- **Aim**
Retype the material that follows, keeping every word as it is.

(Dataset listings of figures)
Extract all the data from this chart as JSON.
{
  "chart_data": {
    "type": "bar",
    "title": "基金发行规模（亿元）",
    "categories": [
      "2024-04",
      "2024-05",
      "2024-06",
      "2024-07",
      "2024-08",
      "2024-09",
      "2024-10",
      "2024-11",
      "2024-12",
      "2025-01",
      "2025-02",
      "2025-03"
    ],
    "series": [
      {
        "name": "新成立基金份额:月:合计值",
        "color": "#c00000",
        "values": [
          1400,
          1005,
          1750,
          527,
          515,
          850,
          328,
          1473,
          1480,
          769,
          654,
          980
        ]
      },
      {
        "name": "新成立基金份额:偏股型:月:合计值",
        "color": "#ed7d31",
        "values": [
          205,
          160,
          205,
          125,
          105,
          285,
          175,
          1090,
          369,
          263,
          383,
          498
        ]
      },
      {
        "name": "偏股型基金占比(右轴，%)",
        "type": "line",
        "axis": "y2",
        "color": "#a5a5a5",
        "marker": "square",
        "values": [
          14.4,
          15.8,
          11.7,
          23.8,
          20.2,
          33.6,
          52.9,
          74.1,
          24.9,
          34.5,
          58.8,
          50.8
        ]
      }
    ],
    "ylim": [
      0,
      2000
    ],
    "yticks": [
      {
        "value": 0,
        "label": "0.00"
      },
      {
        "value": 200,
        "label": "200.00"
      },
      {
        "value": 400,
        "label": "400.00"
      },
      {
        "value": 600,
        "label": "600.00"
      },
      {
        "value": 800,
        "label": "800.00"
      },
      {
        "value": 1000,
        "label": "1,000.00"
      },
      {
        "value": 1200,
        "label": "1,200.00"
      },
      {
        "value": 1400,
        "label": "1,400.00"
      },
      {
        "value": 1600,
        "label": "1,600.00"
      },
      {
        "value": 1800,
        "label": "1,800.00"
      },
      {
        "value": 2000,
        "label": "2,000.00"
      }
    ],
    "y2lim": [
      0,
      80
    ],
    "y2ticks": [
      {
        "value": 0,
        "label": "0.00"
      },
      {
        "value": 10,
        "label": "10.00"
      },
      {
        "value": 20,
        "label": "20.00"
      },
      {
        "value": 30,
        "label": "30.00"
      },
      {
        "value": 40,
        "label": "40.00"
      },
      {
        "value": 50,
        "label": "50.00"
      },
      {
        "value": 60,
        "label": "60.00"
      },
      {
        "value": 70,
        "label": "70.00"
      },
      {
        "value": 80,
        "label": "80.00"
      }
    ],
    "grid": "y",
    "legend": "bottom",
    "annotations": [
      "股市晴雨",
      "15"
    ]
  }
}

- **Task result**
Extract all the data from this chart as JSON.
{
  "chart_data": {
    "type": "bar",
    "title": "基金发行规模（亿元）",
    "categories": [
      "2024-04",
      "2024-05",
      "2024-06",
      "2024-07",
      "2024-08",
      "2024-09",
      "2024-10",
      "2024-11",
      "2024-12",
      "2025-01",
      "2025-02",
      "2025-03"
    ],
    "series": [
      {
        "name": "新成立基金份额:月:合计值",
        "color": "#c00000",
        "values": [
          1400,
          1005,
          1750,
          527,
          515,
          850,
          328,
          1473,
          1480,
          769,
          654,
          980
        ]
      },
      {
        "name": "新成立基金份额:偏股型:月:合计值",
        "color": "#ed7d31",
        "values": [
          205,
          160,
          205,
          125,
          105,
          285,
          175,
          1090,
          369,
          263,
          383,
          498
        ]
      },
      {
        "name": "偏股型基金占比(右轴，%)",
        "type": "line",
        "axis": "y2",
        "color": "#a5a5a5",
        "marker": "square",
        "values": [
          14.4,
          15.8,
          11.7,
          23.8,
          20.2,
          33.6,
          52.9,
          74.1,
          24.9,
          34.5,
          58.8,
          50.8
        ]
      }
    ],
    "ylim": [
      0,
      2000
    ],
    "yticks": [
      {
        "value": 0,
        "label": "0.00"
      },
      {
        "value": 200,
        "label": "200.00"
      },
      {
        "value": 400,
        "label": "400.00"
      },
      {
        "value": 600,
        "label": "600.00"
      },
      {
        "value": 800,
        "label": "800.00"
      },
      {
        "value": 1000,
        "label": "1,000.00"
      },
      {
        "value": 1200,
        "label": "1,200.00"
      },
      {
        "value": 1400,
        "label": "1,400.00"
      },
      {
        "value": 1600,
        "label": "1,600.00"
      },
      {
        "value": 1800,
        "label": "1,800.00"
      },
      {
        "value": 2000,
        "label": "2,000.00"
      }
    ],
    "y2lim": [
      0,
      80
    ],
    "y2ticks": [
      {
        "value": 0,
        "label": "0.00"
      },
      {
        "value": 10,
        "label": "10.00"
      },
      {
        "value": 20,
        "label": "20.00"
      },
      {
        "value": 30,
        "label": "30.00"
      },
      {
        "value": 40,
        "label": "40.00"
      },
      {
        "value": 50,
        "label": "50.00"
      },
      {
        "value": 60,
        "label": "60.00"
      },
      {
        "value": 70,
        "label": "70.00"
      },
      {
        "value": 80,
        "label": "80.00"
      }
    ],
    "grid": "y",
    "legend": "bottom",
    "annotations": [
      "股市晴雨",
      "15"
    ]
  }
}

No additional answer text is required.